## WHAT IS ASKED
Copy out each line featuring the string "futures" from the entries beneath.

## Stored data

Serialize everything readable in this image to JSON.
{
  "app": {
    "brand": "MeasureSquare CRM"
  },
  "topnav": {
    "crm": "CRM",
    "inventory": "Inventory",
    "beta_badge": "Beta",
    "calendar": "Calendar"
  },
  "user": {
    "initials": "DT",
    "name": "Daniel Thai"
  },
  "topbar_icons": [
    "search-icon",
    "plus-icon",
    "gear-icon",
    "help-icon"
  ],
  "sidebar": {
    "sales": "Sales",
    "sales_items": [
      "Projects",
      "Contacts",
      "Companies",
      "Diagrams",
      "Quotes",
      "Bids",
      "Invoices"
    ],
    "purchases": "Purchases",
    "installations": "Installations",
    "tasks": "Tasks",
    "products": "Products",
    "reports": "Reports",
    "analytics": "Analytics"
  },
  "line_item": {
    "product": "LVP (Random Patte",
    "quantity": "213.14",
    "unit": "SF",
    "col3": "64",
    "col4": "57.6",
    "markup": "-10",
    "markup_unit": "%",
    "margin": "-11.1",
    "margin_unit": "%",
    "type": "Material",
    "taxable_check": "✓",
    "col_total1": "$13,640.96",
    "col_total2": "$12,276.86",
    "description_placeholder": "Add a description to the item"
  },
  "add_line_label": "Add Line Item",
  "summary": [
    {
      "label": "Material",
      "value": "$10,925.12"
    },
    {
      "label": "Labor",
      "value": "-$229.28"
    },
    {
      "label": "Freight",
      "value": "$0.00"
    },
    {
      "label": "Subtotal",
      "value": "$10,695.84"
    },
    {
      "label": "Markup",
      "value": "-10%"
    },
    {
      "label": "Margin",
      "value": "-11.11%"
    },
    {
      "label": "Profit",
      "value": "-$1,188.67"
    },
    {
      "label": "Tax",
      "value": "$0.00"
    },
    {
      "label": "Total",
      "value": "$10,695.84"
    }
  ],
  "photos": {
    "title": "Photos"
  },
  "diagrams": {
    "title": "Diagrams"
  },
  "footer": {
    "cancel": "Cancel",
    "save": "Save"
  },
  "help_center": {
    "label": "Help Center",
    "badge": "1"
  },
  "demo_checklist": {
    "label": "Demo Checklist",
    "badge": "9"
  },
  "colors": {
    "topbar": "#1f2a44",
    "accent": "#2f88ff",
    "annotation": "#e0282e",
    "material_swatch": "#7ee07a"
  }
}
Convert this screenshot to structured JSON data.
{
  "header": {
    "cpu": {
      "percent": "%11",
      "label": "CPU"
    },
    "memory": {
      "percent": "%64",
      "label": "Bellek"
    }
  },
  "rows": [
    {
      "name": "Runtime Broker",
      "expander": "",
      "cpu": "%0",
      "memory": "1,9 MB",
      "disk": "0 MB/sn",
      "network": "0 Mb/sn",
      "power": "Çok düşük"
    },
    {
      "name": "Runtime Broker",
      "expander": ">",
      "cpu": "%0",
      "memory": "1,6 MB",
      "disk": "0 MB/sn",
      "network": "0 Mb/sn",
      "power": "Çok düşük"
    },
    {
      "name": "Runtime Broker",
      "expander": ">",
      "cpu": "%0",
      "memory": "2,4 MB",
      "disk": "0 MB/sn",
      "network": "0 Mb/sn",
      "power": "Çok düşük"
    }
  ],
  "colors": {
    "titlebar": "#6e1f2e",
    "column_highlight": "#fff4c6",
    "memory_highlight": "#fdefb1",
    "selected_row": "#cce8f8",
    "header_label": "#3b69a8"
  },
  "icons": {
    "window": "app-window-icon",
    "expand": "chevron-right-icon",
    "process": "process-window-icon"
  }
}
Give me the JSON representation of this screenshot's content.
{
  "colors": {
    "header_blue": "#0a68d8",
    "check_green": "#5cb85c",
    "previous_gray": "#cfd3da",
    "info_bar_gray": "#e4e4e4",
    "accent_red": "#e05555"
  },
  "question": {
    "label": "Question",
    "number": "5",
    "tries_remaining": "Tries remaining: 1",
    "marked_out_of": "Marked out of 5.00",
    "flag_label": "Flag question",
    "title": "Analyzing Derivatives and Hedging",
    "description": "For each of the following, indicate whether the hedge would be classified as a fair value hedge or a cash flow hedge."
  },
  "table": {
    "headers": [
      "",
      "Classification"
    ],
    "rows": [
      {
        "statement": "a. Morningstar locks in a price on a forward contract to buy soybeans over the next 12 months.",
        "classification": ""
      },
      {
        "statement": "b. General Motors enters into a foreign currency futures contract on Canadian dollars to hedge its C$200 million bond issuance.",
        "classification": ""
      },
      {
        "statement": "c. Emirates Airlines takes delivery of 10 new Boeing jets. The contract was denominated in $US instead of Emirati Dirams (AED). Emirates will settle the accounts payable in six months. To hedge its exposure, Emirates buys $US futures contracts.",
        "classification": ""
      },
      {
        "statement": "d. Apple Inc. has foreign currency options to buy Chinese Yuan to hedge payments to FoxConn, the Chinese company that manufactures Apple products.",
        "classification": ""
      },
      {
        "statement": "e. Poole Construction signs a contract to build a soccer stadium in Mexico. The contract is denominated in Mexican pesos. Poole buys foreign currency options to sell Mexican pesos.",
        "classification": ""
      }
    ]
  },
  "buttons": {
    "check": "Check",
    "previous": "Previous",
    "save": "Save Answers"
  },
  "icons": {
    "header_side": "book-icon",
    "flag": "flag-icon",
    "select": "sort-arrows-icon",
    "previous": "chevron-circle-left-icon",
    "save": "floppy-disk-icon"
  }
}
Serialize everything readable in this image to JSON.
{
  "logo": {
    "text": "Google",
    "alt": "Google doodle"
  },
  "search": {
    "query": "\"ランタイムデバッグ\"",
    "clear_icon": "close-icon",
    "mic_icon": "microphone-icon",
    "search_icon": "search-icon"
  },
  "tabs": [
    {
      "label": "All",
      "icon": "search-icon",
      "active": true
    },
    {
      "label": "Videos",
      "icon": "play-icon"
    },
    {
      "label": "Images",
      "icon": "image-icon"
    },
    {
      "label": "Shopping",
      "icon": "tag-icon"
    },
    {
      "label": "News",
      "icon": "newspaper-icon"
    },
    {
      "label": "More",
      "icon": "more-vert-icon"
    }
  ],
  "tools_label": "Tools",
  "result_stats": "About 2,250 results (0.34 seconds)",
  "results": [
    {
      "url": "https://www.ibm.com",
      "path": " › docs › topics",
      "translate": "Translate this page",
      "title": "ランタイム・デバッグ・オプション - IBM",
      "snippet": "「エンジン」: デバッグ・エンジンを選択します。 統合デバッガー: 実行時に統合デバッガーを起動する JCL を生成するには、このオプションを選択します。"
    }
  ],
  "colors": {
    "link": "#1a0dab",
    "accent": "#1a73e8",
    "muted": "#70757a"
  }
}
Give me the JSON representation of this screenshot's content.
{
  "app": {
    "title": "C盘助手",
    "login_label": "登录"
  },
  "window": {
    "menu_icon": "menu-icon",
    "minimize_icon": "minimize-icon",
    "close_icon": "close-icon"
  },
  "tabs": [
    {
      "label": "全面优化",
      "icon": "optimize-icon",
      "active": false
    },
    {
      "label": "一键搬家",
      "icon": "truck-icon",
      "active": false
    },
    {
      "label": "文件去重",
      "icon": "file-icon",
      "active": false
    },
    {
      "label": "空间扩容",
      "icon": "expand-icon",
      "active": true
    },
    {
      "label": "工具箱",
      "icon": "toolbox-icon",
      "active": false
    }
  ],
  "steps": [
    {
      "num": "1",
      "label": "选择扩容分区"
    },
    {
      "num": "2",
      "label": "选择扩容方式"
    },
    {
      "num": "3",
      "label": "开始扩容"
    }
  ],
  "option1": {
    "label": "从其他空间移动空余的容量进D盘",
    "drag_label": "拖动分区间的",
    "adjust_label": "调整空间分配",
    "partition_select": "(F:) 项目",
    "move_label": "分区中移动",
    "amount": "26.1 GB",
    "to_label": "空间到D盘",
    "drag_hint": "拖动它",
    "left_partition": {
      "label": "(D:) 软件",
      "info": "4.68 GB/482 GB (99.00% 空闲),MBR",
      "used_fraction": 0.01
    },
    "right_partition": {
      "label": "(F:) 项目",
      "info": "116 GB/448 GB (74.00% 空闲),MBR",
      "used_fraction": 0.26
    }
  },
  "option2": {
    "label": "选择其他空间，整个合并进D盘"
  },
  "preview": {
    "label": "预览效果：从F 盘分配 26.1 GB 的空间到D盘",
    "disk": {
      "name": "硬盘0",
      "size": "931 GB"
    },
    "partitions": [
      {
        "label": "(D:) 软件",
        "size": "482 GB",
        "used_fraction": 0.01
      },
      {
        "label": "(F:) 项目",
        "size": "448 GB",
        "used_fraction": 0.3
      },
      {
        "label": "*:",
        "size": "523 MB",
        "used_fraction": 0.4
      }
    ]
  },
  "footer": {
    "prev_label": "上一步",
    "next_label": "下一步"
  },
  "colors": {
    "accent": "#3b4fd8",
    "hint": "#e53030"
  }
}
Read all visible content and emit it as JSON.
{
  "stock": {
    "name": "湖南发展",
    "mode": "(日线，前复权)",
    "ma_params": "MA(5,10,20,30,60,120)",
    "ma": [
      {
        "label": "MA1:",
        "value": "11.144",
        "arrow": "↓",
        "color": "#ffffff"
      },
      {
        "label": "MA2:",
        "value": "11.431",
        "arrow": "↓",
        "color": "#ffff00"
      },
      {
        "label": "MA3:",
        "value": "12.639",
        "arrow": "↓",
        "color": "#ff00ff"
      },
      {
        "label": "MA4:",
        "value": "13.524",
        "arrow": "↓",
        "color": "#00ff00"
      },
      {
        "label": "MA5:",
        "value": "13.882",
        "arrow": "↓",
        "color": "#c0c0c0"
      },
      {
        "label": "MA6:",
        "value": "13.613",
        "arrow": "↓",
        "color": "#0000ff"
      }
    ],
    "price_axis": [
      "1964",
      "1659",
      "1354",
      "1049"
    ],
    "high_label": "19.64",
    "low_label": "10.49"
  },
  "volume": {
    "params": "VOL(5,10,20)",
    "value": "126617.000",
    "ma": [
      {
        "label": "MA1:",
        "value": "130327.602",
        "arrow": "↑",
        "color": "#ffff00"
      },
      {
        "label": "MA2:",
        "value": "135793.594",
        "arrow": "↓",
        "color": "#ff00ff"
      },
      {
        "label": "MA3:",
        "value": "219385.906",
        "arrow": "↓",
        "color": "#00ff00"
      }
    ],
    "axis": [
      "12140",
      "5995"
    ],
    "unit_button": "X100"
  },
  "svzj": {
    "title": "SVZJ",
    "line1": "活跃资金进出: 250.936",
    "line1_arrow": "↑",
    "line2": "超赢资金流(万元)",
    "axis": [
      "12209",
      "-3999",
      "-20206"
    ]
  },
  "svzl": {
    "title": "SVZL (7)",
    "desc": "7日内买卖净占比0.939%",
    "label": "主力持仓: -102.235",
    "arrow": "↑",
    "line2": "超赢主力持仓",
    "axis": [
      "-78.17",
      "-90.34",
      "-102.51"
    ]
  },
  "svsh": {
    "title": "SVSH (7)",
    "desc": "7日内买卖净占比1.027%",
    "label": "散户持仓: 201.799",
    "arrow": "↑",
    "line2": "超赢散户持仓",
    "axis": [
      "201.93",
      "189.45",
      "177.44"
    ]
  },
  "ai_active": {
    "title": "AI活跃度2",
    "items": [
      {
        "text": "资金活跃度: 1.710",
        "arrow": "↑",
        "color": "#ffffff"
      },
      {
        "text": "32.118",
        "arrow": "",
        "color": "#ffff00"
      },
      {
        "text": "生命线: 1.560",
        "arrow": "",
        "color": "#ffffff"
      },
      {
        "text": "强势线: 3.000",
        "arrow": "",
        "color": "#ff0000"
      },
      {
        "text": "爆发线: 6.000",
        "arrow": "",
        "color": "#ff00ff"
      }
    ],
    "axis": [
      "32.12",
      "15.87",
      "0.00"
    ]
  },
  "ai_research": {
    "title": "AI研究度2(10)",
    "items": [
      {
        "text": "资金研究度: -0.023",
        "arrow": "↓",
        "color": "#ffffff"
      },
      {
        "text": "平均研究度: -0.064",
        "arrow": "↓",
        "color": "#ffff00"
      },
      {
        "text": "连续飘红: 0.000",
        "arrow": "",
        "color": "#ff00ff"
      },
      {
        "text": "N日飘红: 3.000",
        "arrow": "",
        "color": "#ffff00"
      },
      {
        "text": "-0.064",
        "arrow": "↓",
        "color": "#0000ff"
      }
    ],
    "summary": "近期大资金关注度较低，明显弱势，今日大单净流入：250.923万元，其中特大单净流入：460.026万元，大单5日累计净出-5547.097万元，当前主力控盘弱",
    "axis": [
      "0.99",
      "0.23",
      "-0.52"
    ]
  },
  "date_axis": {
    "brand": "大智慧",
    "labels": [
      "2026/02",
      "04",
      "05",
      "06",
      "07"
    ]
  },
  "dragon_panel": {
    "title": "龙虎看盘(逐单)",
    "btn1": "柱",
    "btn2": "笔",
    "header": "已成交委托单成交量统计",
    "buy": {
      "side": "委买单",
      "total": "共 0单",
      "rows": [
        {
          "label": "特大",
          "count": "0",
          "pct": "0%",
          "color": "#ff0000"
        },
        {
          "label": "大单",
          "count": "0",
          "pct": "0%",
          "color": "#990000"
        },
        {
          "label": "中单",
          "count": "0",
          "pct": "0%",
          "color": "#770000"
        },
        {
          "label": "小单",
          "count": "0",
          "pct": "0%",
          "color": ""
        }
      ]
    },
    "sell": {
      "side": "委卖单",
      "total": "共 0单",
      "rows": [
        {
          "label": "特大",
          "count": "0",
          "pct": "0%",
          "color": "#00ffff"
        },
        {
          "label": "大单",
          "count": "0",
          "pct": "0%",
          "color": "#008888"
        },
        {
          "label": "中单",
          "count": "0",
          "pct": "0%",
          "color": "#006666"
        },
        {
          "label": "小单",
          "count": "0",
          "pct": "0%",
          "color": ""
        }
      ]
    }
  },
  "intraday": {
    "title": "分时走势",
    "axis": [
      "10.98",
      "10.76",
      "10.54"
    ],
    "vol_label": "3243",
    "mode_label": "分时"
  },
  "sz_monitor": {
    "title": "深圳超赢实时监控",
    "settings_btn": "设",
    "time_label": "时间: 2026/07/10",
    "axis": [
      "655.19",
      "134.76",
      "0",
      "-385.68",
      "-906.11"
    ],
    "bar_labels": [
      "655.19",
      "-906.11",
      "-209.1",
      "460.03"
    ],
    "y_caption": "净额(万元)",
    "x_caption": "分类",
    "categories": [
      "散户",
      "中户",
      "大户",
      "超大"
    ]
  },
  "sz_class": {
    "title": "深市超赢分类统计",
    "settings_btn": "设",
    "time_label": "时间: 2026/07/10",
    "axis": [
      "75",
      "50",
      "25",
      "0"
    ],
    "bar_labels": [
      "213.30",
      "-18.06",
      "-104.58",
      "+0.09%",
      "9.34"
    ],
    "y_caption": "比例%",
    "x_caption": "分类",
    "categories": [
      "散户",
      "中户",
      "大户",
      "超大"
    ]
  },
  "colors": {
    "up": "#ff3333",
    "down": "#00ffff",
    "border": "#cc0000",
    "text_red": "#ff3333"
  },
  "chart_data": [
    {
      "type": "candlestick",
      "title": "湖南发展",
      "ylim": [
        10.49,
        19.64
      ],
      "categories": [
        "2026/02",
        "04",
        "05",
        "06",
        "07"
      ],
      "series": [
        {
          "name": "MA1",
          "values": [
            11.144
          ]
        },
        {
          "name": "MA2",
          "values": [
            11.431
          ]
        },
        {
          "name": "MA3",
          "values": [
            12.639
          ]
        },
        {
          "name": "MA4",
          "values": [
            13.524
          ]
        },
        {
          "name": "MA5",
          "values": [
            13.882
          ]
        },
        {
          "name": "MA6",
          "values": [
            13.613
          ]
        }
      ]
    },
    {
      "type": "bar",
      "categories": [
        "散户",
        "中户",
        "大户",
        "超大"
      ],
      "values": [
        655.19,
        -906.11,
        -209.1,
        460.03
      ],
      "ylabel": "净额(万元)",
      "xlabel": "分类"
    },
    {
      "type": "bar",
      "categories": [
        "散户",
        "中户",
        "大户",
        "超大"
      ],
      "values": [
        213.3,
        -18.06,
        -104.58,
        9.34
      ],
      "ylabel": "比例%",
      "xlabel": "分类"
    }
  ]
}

## ANSWER BELOW
        "statement": "b. General Motors enters into a foreign currency futures contract on Canadian dollars to hedge its C$200 million bond issuance.",
        "statement": "c. Emirates Airlines takes delivery of 10 new Boeing jets. The contract was denominated in $US instead of Emirati Dirams (AED). Emirates will settle the accounts payable in six months. To hedge its exposure, Emirates buys $US futures contracts.",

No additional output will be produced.